Figure dataset records —
>> START

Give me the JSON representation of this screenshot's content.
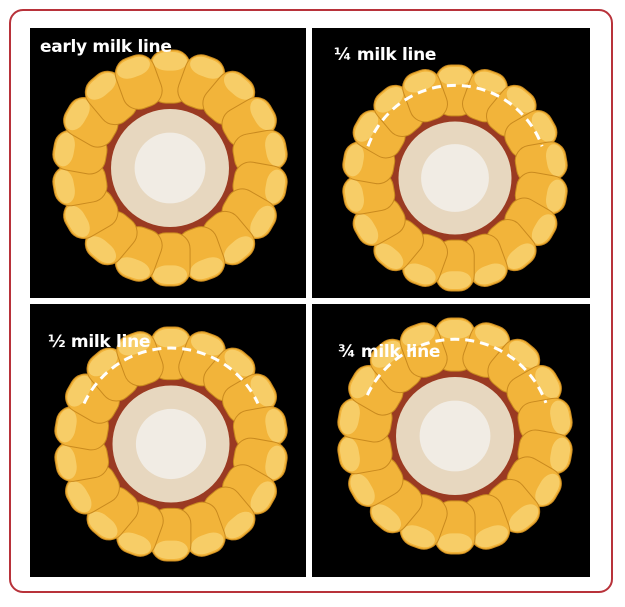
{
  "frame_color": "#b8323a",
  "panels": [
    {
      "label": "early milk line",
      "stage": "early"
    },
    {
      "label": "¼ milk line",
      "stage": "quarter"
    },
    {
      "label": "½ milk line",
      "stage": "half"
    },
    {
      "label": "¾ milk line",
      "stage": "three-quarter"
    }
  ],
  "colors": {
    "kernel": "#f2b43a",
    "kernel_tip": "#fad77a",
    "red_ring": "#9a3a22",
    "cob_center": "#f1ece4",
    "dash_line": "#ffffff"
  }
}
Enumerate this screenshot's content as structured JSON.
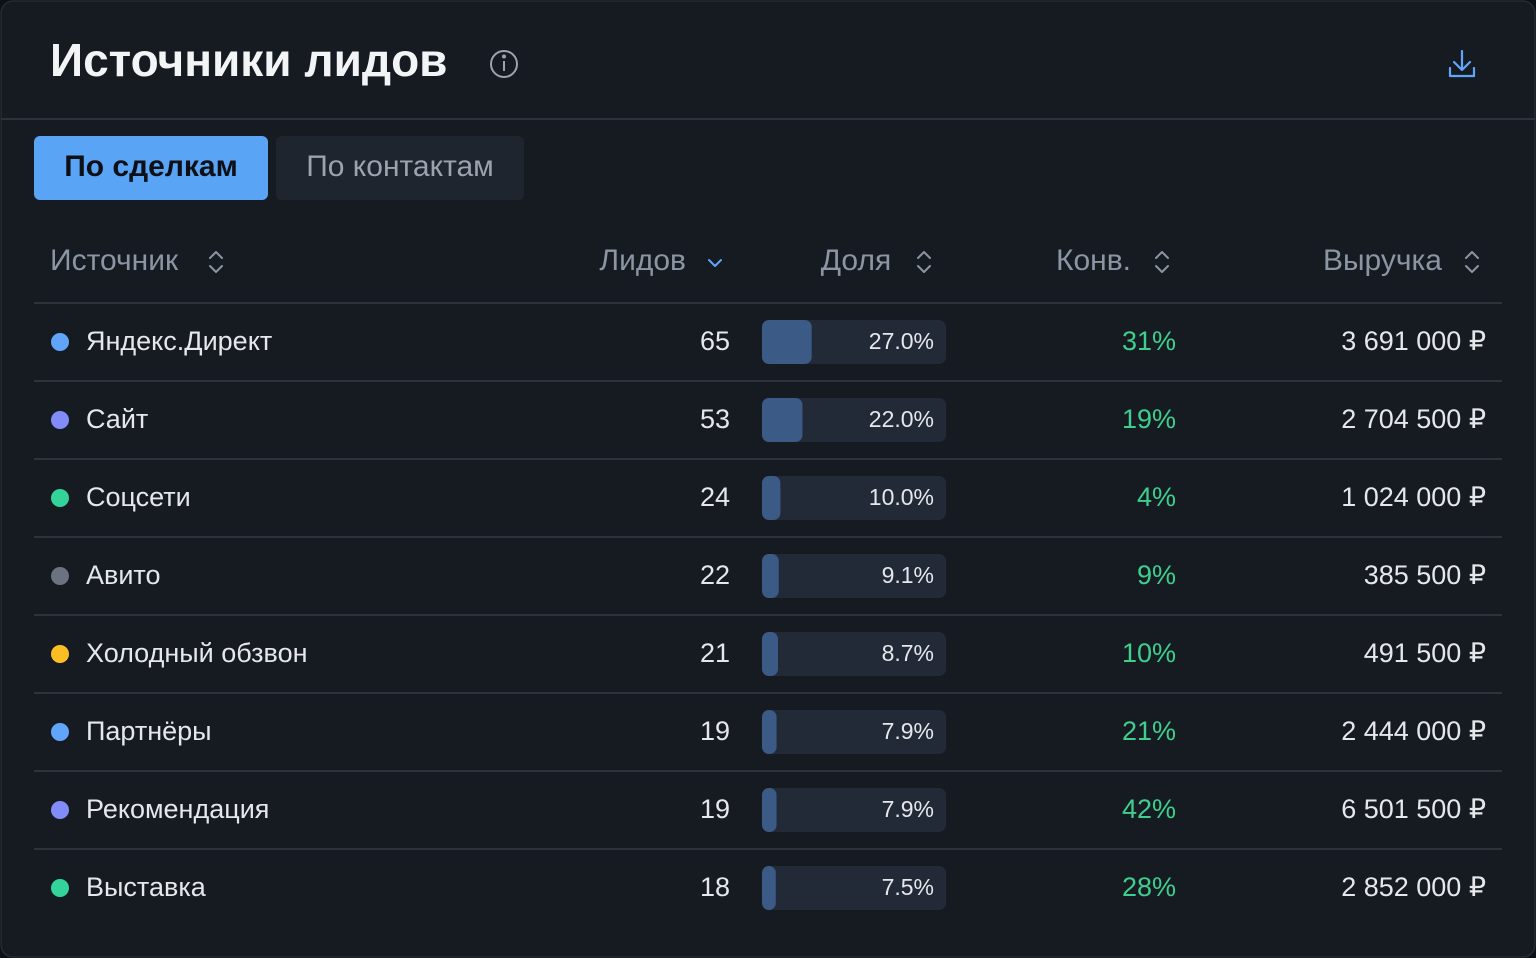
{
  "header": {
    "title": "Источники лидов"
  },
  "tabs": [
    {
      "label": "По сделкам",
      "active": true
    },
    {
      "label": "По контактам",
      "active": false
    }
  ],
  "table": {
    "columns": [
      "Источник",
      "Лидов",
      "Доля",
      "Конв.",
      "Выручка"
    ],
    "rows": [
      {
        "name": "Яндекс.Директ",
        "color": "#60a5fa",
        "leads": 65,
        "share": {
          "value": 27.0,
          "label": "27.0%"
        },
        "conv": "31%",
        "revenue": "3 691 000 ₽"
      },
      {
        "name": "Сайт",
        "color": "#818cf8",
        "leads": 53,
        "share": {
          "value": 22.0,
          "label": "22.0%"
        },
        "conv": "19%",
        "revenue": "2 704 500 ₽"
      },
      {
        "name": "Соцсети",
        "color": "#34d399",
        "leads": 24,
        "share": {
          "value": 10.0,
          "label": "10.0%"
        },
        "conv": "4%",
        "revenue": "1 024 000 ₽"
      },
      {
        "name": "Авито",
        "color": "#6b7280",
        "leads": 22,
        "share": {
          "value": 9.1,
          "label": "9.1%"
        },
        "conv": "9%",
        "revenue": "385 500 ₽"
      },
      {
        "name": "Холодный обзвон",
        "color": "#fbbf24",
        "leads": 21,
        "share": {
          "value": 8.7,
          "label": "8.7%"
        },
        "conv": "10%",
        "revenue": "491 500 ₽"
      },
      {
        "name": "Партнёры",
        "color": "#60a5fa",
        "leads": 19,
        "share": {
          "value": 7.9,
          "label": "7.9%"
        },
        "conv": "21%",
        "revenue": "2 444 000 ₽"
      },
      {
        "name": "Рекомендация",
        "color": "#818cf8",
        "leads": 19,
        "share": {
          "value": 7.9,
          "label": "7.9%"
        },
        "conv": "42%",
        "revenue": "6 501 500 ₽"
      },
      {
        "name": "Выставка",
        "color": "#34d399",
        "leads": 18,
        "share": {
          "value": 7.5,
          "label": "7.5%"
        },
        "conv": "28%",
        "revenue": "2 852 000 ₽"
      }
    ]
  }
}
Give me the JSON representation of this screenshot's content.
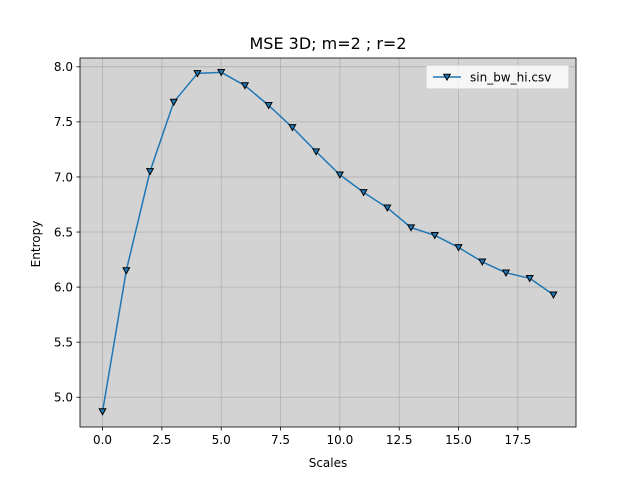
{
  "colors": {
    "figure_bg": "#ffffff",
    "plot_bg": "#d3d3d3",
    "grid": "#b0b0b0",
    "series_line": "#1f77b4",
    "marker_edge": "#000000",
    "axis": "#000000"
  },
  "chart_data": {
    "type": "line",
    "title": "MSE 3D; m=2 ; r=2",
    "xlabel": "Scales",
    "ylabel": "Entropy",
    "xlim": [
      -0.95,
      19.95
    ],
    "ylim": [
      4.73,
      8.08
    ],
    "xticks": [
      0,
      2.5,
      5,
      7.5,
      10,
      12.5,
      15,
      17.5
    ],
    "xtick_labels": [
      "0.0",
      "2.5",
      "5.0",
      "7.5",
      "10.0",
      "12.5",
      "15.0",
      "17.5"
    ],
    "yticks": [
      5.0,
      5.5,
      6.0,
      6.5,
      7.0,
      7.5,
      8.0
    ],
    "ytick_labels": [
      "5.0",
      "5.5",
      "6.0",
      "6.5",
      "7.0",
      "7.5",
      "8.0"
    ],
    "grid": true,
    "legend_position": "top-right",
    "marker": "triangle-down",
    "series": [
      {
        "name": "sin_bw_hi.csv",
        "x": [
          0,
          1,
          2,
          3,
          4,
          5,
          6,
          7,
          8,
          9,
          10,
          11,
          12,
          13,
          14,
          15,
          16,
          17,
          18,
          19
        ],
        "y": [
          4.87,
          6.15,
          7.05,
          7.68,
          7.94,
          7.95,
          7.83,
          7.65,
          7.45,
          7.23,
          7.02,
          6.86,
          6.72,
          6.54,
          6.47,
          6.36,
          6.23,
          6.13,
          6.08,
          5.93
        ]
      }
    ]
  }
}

>> END

Write out the data precisely as given, excluding the pictures.

Give me the JSON representation of this screenshot's content.
{
  "frame_color": "#b8323a",
  "panels": [
    {
      "label": "early milk line",
      "stage": "early"
    },
    {
      "label": "¼ milk line",
      "stage": "quarter"
    },
    {
      "label": "½ milk line",
      "stage": "half"
    },
    {
      "label": "¾ milk line",
      "stage": "three-quarter"
    }
  ],
  "colors": {
    "kernel": "#f2b43a",
    "kernel_tip": "#fad77a",
    "red_ring": "#9a3a22",
    "cob_center": "#f1ece4",
    "dash_line": "#ffffff"
  }
}
Enumerate this screenshot's content as structured JSON.
{
  "header": {
    "title": "Источники лидов"
  },
  "tabs": [
    {
      "label": "По сделкам",
      "active": true
    },
    {
      "label": "По контактам",
      "active": false
    }
  ],
  "table": {
    "columns": [
      "Источник",
      "Лидов",
      "Доля",
      "Конв.",
      "Выручка"
    ],
    "rows": [
      {
        "name": "Яндекс.Директ",
        "color": "#60a5fa",
        "leads": 65,
        "share": {
          "value": 27.0,
          "label": "27.0%"
        },
        "conv": "31%",
        "revenue": "3 691 000 ₽"
      },
      {
        "name": "Сайт",
        "color": "#818cf8",
        "leads": 53,
        "share": {
          "value": 22.0,
          "label": "22.0%"
        },
        "conv": "19%",
        "revenue": "2 704 500 ₽"
      },
      {
        "name": "Соцсети",
        "color": "#34d399",
        "leads": 24,
        "share": {
          "value": 10.0,
          "label": "10.0%"
        },
        "conv": "4%",
        "revenue": "1 024 000 ₽"
      },
      {
        "name": "Авито",
        "color": "#6b7280",
        "leads": 22,
        "share": {
          "value": 9.1,
          "label": "9.1%"
        },
        "conv": "9%",
        "revenue": "385 500 ₽"
      },
      {
        "name": "Холодный обзвон",
        "color": "#fbbf24",
        "leads": 21,
        "share": {
          "value": 8.7,
          "label": "8.7%"
        },
        "conv": "10%",
        "revenue": "491 500 ₽"
      },
      {
        "name": "Партнёры",
        "color": "#60a5fa",
        "leads": 19,
        "share": {
          "value": 7.9,
          "label": "7.9%"
        },
        "conv": "21%",
        "revenue": "2 444 000 ₽"
      },
      {
        "name": "Рекомендация",
        "color": "#818cf8",
        "leads": 19,
        "share": {
          "value": 7.9,
          "label": "7.9%"
        },
        "conv": "42%",
        "revenue": "6 501 500 ₽"
      },
      {
        "name": "Выставка",
        "color": "#34d399",
        "leads": 18,
        "share": {
          "value": 7.5,
          "label": "7.5%"
        },
        "conv": "28%",
        "revenue": "2 852 000 ₽"
      }
    ]
  }
}
Give me the JSON representation of this screenshot's content.
{
  "colors": {
    "figure_bg": "#ffffff",
    "plot_bg": "#d3d3d3",
    "grid": "#b0b0b0",
    "series_line": "#1f77b4",
    "marker_edge": "#000000",
    "axis": "#000000"
  },
  "chart_data": {
    "type": "line",
    "title": "MSE 3D; m=2 ; r=2",
    "xlabel": "Scales",
    "ylabel": "Entropy",
    "xlim": [
      -0.95,
      19.95
    ],
    "ylim": [
      4.73,
      8.08
    ],
    "xticks": [
      0,
      2.5,
      5,
      7.5,
      10,
      12.5,
      15,
      17.5
    ],
    "xtick_labels": [
      "0.0",
      "2.5",
      "5.0",
      "7.5",
      "10.0",
      "12.5",
      "15.0",
      "17.5"
    ],
    "yticks": [
      5.0,
      5.5,
      6.0,
      6.5,
      7.0,
      7.5,
      8.0
    ],
    "ytick_labels": [
      "5.0",
      "5.5",
      "6.0",
      "6.5",
      "7.0",
      "7.5",
      "8.0"
    ],
    "grid": true,
    "legend_position": "top-right",
    "marker": "triangle-down",
    "series": [
      {
        "name": "sin_bw_hi.csv",
        "x": [
          0,
          1,
          2,
          3,
          4,
          5,
          6,
          7,
          8,
          9,
          10,
          11,
          12,
          13,
          14,
          15,
          16,
          17,
          18,
          19
        ],
        "y": [
          4.87,
          6.15,
          7.05,
          7.68,
          7.94,
          7.95,
          7.83,
          7.65,
          7.45,
          7.23,
          7.02,
          6.86,
          6.72,
          6.54,
          6.47,
          6.36,
          6.23,
          6.13,
          6.08,
          5.93
        ]
      }
    ]
  }
}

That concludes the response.